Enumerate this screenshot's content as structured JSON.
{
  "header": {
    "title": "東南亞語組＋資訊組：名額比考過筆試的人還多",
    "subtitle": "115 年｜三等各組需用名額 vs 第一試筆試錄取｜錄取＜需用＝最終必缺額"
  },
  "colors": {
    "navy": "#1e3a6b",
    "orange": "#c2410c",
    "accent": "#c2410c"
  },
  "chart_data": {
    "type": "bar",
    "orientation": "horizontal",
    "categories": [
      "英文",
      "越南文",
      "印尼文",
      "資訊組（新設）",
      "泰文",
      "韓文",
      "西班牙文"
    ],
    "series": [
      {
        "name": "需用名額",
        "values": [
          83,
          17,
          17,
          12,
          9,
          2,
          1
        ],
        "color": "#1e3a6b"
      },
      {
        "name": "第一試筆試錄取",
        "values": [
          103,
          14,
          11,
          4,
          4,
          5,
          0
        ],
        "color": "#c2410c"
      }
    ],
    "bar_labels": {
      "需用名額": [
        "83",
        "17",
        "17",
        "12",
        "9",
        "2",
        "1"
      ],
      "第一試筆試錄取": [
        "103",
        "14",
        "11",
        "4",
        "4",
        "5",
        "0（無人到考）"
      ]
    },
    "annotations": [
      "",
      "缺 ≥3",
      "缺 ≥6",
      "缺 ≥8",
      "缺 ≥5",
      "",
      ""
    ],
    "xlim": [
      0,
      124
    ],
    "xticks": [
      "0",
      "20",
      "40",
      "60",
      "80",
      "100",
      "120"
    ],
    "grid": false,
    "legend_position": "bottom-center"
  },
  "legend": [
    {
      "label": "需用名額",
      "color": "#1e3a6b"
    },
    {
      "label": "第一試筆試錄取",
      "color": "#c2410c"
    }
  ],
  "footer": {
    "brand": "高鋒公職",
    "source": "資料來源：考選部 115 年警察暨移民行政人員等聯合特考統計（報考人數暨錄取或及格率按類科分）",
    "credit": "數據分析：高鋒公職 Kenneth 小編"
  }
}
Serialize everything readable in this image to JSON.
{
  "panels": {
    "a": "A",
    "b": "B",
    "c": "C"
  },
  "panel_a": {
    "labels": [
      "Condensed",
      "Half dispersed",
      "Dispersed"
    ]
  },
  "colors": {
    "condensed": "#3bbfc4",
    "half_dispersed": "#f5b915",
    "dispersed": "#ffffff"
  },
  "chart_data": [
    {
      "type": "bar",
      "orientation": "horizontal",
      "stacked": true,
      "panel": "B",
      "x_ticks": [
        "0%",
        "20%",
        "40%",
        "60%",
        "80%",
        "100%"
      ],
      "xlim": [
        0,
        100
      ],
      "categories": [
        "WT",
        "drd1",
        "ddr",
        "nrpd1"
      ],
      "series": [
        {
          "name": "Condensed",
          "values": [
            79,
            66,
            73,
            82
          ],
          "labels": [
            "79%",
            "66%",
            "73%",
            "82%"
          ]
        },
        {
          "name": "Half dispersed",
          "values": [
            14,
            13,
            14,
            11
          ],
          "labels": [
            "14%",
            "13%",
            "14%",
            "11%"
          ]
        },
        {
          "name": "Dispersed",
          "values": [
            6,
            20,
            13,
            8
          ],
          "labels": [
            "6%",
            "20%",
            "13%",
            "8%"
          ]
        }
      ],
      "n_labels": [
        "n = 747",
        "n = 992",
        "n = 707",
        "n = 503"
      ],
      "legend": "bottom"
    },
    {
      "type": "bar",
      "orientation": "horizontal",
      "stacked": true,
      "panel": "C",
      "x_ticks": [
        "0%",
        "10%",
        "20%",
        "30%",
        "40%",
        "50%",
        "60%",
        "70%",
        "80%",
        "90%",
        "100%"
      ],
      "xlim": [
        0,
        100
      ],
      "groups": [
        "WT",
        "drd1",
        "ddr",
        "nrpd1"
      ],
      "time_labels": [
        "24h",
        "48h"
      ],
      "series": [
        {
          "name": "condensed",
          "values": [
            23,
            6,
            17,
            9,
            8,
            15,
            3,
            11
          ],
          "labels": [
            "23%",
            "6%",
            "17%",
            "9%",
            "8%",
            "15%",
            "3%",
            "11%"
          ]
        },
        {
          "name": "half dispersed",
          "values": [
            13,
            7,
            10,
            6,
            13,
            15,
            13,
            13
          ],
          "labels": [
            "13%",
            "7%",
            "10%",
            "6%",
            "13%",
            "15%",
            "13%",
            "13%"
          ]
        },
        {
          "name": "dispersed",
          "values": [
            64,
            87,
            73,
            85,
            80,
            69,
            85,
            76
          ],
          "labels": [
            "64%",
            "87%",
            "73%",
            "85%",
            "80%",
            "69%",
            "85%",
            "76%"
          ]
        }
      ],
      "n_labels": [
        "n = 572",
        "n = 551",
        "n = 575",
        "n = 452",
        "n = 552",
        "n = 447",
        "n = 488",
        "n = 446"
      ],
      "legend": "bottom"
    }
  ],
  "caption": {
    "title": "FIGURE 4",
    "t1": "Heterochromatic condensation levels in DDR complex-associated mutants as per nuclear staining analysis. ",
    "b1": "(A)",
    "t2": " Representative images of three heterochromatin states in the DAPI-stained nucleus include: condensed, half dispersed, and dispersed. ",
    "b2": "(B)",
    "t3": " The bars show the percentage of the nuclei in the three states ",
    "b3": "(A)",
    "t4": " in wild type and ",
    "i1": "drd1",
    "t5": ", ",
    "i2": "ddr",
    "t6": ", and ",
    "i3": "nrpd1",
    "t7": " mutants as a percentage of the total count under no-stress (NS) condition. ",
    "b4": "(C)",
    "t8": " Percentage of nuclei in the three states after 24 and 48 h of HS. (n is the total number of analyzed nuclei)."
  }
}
-------
*WRITTEN TASK*
Repeat the entries shown above, every one, word for word.

*EXERCISE ANSWER*
Enumerate this screenshot's content as structured JSON.
{
  "header": {
    "title": "東南亞語組＋資訊組：名額比考過筆試的人還多",
    "subtitle": "115 年｜三等各組需用名額 vs 第一試筆試錄取｜錄取＜需用＝最終必缺額"
  },
  "colors": {
    "navy": "#1e3a6b",
    "orange": "#c2410c",
    "accent": "#c2410c"
  },
  "chart_data": {
    "type": "bar",
    "orientation": "horizontal",
    "categories": [
      "英文",
      "越南文",
      "印尼文",
      "資訊組（新設）",
      "泰文",
      "韓文",
      "西班牙文"
    ],
    "series": [
      {
        "name": "需用名額",
        "values": [
          83,
          17,
          17,
          12,
          9,
          2,
          1
        ],
        "color": "#1e3a6b"
      },
      {
        "name": "第一試筆試錄取",
        "values": [
          103,
          14,
          11,
          4,
          4,
          5,
          0
        ],
        "color": "#c2410c"
      }
    ],
    "bar_labels": {
      "需用名額": [
        "83",
        "17",
        "17",
        "12",
        "9",
        "2",
        "1"
      ],
      "第一試筆試錄取": [
        "103",
        "14",
        "11",
        "4",
        "4",
        "5",
        "0（無人到考）"
      ]
    },
    "annotations": [
      "",
      "缺 ≥3",
      "缺 ≥6",
      "缺 ≥8",
      "缺 ≥5",
      "",
      ""
    ],
    "xlim": [
      0,
      124
    ],
    "xticks": [
      "0",
      "20",
      "40",
      "60",
      "80",
      "100",
      "120"
    ],
    "grid": false,
    "legend_position": "bottom-center"
  },
  "legend": [
    {
      "label": "需用名額",
      "color": "#1e3a6b"
    },
    {
      "label": "第一試筆試錄取",
      "color": "#c2410c"
    }
  ],
  "footer": {
    "brand": "高鋒公職",
    "source": "資料來源：考選部 115 年警察暨移民行政人員等聯合特考統計（報考人數暨錄取或及格率按類科分）",
    "credit": "數據分析：高鋒公職 Kenneth 小編"
  }
}
Serialize everything readable in this image to JSON.
{
  "panels": {
    "a": "A",
    "b": "B",
    "c": "C"
  },
  "panel_a": {
    "labels": [
      "Condensed",
      "Half dispersed",
      "Dispersed"
    ]
  },
  "colors": {
    "condensed": "#3bbfc4",
    "half_dispersed": "#f5b915",
    "dispersed": "#ffffff"
  },
  "chart_data": [
    {
      "type": "bar",
      "orientation": "horizontal",
      "stacked": true,
      "panel": "B",
      "x_ticks": [
        "0%",
        "20%",
        "40%",
        "60%",
        "80%",
        "100%"
      ],
      "xlim": [
        0,
        100
      ],
      "categories": [
        "WT",
        "drd1",
        "ddr",
        "nrpd1"
      ],
      "series": [
        {
          "name": "Condensed",
          "values": [
            79,
            66,
            73,
            82
          ],
          "labels": [
            "79%",
            "66%",
            "73%",
            "82%"
          ]
        },
        {
          "name": "Half dispersed",
          "values": [
            14,
            13,
            14,
            11
          ],
          "labels": [
            "14%",
            "13%",
            "14%",
            "11%"
          ]
        },
        {
          "name": "Dispersed",
          "values": [
            6,
            20,
            13,
            8
          ],
          "labels": [
            "6%",
            "20%",
            "13%",
            "8%"
          ]
        }
      ],
      "n_labels": [
        "n = 747",
        "n = 992",
        "n = 707",
        "n = 503"
      ],
      "legend": "bottom"
    },
    {
      "type": "bar",
      "orientation": "horizontal",
      "stacked": true,
      "panel": "C",
      "x_ticks": [
        "0%",
        "10%",
        "20%",
        "30%",
        "40%",
        "50%",
        "60%",
        "70%",
        "80%",
        "90%",
        "100%"
      ],
      "xlim": [
        0,
        100
      ],
      "groups": [
        "WT",
        "drd1",
        "ddr",
        "nrpd1"
      ],
      "time_labels": [
        "24h",
        "48h"
      ],
      "series": [
        {
          "name": "condensed",
          "values": [
            23,
            6,
            17,
            9,
            8,
            15,
            3,
            11
          ],
          "labels": [
            "23%",
            "6%",
            "17%",
            "9%",
            "8%",
            "15%",
            "3%",
            "11%"
          ]
        },
        {
          "name": "half dispersed",
          "values": [
            13,
            7,
            10,
            6,
            13,
            15,
            13,
            13
          ],
          "labels": [
            "13%",
            "7%",
            "10%",
            "6%",
            "13%",
            "15%",
            "13%",
            "13%"
          ]
        },
        {
          "name": "dispersed",
          "values": [
            64,
            87,
            73,
            85,
            80,
            69,
            85,
            76
          ],
          "labels": [
            "64%",
            "87%",
            "73%",
            "85%",
            "80%",
            "69%",
            "85%",
            "76%"
          ]
        }
      ],
      "n_labels": [
        "n = 572",
        "n = 551",
        "n = 575",
        "n = 452",
        "n = 552",
        "n = 447",
        "n = 488",
        "n = 446"
      ],
      "legend": "bottom"
    }
  ],
  "caption": {
    "title": "FIGURE 4",
    "t1": "Heterochromatic condensation levels in DDR complex-associated mutants as per nuclear staining analysis. ",
    "b1": "(A)",
    "t2": " Representative images of three heterochromatin states in the DAPI-stained nucleus include: condensed, half dispersed, and dispersed. ",
    "b2": "(B)",
    "t3": " The bars show the percentage of the nuclei in the three states ",
    "b3": "(A)",
    "t4": " in wild type and ",
    "i1": "drd1",
    "t5": ", ",
    "i2": "ddr",
    "t6": ", and ",
    "i3": "nrpd1",
    "t7": " mutants as a percentage of the total count under no-stress (NS) condition. ",
    "b4": "(C)",
    "t8": " Percentage of nuclei in the three states after 24 and 48 h of HS. (n is the total number of analyzed nuclei)."
  }
}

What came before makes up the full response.